**Task objective**
Only the number is needed: how many lines of the records include "CMOS"?
══════════════════════════════
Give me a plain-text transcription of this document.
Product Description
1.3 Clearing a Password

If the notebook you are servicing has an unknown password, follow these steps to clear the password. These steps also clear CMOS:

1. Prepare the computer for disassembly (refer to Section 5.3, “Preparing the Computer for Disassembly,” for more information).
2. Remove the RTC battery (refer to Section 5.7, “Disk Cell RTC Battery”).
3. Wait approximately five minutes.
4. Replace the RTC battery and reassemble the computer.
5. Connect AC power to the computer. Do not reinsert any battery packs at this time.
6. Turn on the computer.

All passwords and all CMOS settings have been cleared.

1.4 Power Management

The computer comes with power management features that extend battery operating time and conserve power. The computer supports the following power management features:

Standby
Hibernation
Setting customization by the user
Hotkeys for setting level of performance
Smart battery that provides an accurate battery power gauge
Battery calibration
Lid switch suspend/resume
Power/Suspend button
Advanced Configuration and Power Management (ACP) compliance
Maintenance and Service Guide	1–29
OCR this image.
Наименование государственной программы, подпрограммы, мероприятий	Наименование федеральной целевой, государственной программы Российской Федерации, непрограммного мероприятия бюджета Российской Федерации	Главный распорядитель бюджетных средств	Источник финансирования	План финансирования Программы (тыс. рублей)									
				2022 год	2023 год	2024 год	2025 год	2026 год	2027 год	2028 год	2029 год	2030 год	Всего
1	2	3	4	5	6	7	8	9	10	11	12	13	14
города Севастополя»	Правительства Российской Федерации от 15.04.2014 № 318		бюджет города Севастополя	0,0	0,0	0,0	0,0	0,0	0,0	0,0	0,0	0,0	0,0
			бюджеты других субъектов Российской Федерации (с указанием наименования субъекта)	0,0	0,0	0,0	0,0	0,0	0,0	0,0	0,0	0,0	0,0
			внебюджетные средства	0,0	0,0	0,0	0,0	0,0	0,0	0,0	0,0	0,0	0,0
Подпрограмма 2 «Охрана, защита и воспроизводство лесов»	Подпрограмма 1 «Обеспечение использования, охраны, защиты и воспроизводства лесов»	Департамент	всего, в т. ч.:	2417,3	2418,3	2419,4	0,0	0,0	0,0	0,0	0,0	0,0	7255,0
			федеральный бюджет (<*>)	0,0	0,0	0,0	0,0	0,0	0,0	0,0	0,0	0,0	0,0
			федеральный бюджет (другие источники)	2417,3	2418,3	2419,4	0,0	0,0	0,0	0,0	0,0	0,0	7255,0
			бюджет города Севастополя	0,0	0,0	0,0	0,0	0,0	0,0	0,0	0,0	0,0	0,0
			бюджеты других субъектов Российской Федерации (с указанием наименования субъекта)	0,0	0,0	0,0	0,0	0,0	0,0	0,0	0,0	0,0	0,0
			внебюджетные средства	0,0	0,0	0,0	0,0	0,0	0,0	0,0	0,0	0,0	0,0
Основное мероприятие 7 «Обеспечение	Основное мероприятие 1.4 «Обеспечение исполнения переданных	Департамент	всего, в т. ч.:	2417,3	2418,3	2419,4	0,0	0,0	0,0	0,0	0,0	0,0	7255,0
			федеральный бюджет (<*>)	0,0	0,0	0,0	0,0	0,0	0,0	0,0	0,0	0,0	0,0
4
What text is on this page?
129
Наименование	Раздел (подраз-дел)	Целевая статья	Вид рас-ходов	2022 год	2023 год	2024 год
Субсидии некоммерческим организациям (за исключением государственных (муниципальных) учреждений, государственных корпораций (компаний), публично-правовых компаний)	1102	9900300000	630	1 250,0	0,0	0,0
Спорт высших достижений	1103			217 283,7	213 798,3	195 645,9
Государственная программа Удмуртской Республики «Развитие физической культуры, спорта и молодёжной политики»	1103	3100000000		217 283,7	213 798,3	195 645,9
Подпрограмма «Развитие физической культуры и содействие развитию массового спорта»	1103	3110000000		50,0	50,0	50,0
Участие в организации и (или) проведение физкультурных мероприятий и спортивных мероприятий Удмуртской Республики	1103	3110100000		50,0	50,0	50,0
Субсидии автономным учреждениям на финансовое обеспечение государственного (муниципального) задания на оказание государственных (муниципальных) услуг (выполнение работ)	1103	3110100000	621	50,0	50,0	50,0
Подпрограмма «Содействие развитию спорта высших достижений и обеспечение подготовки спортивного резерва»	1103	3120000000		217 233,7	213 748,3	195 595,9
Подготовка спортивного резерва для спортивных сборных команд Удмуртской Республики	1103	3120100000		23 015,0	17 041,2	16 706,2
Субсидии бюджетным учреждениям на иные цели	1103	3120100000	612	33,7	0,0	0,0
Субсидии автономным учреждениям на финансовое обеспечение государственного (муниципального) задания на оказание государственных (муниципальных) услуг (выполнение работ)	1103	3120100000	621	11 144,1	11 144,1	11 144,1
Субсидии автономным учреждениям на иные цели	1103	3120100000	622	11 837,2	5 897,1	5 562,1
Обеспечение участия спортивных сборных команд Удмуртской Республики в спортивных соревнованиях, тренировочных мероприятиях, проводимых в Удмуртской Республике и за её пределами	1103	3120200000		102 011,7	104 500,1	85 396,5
══════════════════════════════
**Solution for this task**
2